'''

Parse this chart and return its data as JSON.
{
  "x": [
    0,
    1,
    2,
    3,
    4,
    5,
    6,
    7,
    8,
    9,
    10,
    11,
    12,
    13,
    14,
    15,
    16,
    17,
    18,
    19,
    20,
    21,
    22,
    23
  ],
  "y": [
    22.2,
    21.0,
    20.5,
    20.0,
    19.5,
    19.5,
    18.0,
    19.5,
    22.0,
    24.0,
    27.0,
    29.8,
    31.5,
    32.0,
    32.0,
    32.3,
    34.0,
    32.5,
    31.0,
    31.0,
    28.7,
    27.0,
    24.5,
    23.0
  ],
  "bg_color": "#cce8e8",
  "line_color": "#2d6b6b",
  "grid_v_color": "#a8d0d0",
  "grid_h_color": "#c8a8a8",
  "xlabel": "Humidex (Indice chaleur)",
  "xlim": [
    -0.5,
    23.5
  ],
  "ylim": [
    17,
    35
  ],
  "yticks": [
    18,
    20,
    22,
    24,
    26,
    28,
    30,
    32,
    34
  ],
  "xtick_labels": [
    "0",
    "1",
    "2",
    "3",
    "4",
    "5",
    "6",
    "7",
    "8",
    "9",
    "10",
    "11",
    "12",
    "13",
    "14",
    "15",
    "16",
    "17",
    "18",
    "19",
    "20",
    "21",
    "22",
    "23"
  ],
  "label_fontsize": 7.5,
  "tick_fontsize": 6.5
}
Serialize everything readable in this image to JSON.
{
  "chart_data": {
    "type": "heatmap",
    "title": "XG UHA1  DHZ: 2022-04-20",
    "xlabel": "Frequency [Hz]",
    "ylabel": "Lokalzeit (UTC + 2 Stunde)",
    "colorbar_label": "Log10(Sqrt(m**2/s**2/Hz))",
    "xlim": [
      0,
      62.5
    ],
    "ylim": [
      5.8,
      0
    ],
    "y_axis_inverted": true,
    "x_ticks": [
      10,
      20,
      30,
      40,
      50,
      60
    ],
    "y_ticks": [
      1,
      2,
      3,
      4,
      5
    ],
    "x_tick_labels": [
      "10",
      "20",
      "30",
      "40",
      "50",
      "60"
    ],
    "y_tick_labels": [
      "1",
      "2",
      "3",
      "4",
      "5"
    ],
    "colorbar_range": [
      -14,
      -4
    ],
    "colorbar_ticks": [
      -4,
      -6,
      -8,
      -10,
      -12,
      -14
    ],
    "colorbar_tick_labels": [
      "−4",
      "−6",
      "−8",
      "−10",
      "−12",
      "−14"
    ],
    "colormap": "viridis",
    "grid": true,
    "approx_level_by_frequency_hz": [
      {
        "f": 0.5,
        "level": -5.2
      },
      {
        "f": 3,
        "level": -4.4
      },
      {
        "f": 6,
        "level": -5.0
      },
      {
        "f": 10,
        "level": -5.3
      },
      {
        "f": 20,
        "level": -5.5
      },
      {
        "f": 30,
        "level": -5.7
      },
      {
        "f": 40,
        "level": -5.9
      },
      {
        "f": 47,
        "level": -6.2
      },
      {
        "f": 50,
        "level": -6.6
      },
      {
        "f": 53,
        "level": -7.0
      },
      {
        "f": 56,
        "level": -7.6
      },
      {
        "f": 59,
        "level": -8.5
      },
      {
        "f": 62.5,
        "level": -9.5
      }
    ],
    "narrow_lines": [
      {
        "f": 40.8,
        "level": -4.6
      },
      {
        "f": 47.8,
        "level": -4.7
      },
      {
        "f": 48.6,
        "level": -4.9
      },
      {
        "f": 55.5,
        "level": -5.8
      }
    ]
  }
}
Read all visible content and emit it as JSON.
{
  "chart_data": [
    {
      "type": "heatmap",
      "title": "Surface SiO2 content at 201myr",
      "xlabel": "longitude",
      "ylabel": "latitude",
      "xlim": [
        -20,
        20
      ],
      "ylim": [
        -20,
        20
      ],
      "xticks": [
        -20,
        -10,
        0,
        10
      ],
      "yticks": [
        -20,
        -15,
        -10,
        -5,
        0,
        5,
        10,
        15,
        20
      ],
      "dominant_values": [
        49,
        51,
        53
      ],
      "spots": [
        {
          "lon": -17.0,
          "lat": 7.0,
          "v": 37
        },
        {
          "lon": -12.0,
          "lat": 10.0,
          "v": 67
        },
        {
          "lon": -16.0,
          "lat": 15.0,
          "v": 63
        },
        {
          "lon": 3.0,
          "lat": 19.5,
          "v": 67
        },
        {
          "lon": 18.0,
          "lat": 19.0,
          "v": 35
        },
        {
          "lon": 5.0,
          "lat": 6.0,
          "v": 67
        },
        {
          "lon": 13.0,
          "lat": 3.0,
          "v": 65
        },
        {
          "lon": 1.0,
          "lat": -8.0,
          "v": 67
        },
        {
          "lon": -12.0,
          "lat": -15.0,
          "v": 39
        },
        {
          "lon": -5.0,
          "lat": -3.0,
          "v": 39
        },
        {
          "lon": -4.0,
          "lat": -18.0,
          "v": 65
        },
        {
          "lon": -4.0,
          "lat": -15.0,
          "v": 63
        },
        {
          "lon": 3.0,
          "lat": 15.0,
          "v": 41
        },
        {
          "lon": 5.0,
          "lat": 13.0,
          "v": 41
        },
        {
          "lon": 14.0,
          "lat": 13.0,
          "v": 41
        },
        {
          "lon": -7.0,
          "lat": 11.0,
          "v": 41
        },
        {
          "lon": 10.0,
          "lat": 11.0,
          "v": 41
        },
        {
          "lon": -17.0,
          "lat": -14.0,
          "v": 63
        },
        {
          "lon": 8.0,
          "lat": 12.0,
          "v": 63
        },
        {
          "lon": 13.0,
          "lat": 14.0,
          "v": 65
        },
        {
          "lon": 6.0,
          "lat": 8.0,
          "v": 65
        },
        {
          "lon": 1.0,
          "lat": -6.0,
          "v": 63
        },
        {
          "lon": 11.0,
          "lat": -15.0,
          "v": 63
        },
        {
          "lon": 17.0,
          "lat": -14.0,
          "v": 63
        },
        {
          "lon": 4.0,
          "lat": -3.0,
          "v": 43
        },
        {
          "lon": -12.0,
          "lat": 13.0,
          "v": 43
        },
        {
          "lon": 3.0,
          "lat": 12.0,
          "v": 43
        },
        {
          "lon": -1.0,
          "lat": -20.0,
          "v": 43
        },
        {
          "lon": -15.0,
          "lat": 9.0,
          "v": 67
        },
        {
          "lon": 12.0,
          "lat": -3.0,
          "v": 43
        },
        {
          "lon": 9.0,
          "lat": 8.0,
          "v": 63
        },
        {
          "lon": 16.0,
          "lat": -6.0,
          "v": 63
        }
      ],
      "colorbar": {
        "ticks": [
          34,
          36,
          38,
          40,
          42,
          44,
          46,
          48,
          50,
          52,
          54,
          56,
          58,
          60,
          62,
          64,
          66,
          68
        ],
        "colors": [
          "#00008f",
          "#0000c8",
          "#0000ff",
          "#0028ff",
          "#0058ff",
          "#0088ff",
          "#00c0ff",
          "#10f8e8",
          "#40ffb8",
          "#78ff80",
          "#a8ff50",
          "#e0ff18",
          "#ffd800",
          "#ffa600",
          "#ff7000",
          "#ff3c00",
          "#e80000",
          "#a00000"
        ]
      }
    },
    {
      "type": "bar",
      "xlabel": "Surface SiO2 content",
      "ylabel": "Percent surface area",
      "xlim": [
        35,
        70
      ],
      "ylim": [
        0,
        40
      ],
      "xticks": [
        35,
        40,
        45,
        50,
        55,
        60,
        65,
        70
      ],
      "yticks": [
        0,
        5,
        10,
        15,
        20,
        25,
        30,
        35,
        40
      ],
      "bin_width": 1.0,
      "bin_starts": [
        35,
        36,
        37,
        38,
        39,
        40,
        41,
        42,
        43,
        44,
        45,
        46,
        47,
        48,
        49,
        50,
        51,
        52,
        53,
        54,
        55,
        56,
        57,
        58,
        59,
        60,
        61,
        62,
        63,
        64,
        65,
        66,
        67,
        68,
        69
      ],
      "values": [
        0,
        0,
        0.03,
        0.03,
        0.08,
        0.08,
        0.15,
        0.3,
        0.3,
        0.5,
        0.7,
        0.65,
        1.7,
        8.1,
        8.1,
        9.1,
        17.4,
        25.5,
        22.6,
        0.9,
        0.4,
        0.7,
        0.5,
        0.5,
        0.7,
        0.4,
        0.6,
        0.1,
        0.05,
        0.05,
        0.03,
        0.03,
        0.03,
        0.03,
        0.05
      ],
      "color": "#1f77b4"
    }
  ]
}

'''

● **TASK GOAL**
Only the number is required: the count of lines containing the word "this".

● **CORRECT RESULT**
2